» **Stated problem**: Which lines contain the word "that"? Return each of them as written.

» **Data excerpts**:
☆ ☆ ☆

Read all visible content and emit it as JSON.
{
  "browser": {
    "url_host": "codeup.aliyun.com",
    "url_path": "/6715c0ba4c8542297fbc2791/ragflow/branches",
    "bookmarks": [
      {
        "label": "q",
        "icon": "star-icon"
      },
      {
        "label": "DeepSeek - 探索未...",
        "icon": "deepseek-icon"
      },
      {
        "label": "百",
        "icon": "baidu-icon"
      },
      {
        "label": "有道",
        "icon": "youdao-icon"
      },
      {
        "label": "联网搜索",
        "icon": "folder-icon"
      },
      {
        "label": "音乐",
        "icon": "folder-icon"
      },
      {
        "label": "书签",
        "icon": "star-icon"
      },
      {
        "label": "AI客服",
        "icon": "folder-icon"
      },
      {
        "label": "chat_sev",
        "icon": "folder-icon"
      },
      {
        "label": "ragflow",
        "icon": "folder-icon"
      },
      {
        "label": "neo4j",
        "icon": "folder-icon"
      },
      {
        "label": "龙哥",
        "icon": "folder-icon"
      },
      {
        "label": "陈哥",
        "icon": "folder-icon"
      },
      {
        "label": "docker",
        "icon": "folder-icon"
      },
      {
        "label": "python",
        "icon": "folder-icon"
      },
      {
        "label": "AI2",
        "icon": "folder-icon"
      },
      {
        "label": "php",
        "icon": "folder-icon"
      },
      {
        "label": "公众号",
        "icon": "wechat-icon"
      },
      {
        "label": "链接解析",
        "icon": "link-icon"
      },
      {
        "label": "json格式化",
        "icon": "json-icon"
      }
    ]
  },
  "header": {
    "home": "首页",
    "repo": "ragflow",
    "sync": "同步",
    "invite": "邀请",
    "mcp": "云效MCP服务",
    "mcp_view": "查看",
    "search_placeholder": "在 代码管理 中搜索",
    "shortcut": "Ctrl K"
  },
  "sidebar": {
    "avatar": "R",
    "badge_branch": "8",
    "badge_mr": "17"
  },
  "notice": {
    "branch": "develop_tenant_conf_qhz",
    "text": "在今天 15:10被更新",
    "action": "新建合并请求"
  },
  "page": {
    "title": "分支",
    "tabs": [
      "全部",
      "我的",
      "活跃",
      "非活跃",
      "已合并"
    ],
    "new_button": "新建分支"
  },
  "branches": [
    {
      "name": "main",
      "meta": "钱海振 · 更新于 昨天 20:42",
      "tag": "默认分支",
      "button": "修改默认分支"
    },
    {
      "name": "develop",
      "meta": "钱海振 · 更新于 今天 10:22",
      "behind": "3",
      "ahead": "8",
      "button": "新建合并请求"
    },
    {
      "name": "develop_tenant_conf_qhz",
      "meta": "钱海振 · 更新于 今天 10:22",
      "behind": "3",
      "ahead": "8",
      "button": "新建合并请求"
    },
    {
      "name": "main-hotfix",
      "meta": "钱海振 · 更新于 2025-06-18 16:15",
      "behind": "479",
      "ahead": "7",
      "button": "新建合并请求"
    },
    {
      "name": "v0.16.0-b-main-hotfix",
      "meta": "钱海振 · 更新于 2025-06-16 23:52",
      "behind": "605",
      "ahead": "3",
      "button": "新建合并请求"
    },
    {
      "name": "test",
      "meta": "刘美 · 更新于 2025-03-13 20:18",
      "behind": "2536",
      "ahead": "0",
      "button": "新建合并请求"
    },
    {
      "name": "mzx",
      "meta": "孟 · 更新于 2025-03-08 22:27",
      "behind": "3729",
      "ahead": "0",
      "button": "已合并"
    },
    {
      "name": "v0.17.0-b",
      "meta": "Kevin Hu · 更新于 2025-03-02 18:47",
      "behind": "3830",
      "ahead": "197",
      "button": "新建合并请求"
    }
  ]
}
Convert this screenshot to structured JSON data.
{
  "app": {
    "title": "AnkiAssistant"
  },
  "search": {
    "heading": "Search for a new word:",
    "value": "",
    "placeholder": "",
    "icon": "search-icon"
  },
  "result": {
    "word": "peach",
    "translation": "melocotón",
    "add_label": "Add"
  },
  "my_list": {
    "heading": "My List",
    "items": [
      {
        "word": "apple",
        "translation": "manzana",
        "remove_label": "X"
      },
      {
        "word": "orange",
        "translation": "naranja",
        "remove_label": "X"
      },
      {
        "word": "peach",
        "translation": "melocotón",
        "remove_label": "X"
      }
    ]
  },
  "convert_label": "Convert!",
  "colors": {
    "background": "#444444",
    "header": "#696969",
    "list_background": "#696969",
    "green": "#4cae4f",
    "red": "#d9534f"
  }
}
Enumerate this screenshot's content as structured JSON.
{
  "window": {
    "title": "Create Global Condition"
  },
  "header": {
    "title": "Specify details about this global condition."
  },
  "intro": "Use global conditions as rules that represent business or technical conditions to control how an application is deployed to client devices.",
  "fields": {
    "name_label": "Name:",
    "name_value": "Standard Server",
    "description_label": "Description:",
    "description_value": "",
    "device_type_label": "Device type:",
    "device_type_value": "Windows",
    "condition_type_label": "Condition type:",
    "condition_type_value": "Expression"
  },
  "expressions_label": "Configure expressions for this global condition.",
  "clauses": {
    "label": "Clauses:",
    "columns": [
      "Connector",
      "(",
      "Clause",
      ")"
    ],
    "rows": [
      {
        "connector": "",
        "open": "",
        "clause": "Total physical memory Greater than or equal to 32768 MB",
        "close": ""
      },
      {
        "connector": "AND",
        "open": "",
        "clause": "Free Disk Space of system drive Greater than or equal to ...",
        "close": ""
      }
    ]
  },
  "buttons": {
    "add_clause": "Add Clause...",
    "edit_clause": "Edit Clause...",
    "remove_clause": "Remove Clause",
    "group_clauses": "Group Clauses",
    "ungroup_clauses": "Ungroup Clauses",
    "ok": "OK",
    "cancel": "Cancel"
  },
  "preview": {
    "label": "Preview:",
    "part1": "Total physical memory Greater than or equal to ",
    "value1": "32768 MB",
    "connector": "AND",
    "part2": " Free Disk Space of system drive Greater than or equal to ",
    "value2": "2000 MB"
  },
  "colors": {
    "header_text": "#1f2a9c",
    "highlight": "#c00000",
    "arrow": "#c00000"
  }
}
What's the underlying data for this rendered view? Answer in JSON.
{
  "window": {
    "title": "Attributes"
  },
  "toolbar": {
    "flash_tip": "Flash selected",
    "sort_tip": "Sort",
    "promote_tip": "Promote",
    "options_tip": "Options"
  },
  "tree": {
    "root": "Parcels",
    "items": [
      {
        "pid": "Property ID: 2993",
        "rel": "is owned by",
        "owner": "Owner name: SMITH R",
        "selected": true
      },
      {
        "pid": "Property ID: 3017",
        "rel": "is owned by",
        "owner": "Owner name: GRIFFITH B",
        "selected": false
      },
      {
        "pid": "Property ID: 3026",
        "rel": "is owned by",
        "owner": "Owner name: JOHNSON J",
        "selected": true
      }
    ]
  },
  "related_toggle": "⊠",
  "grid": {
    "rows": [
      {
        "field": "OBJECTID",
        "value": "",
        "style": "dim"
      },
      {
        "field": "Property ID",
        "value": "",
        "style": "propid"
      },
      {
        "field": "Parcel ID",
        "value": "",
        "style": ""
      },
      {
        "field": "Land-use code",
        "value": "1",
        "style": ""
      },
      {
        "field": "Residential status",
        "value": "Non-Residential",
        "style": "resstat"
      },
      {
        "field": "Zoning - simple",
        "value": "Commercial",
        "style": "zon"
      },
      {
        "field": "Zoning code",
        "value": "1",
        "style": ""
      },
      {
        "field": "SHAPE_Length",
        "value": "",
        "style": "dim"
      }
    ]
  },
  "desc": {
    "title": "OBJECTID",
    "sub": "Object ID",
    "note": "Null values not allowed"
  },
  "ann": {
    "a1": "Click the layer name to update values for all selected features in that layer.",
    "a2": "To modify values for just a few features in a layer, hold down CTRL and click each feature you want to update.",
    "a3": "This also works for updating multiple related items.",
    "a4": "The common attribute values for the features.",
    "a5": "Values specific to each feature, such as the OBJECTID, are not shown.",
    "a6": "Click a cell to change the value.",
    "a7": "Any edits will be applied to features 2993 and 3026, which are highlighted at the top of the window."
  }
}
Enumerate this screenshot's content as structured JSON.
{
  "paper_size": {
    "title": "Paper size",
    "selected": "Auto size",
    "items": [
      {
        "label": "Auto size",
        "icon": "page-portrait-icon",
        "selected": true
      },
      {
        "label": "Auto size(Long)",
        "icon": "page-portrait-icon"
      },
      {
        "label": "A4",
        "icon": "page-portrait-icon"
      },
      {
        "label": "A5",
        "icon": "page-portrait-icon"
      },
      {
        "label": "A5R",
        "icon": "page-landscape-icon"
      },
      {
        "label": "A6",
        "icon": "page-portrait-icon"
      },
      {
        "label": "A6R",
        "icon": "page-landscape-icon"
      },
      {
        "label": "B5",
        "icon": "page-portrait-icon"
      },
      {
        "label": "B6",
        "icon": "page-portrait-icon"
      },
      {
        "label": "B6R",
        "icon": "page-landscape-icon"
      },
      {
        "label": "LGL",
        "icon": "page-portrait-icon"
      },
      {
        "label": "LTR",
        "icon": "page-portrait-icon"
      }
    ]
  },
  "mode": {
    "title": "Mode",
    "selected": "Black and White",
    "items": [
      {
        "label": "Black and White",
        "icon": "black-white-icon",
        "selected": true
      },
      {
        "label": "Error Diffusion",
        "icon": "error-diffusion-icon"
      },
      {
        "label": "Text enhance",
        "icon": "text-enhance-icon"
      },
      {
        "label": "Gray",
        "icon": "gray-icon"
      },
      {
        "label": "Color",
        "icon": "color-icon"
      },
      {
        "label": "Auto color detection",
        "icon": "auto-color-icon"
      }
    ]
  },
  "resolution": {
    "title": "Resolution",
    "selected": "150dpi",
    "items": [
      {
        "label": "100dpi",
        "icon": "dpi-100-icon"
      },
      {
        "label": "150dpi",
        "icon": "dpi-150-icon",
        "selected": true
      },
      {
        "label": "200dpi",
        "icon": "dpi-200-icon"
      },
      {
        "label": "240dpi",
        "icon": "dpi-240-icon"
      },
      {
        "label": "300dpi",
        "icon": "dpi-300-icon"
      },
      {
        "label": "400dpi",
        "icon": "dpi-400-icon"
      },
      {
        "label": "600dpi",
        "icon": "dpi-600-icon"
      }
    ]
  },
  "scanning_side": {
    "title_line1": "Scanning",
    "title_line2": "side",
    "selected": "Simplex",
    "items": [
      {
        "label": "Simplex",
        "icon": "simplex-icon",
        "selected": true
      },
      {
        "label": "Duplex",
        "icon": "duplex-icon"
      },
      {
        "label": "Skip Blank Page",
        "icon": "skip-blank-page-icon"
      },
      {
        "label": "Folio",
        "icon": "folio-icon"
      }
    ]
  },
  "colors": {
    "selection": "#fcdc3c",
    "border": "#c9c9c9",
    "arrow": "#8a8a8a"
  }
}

☆ ☆ ☆

» **Answer below**:
  "intro": "Use global conditions as rules that represent business or technical conditions to control how an application is deployed to client devices.",
    "a1": "Click the layer name to update values for all selected features in that layer.",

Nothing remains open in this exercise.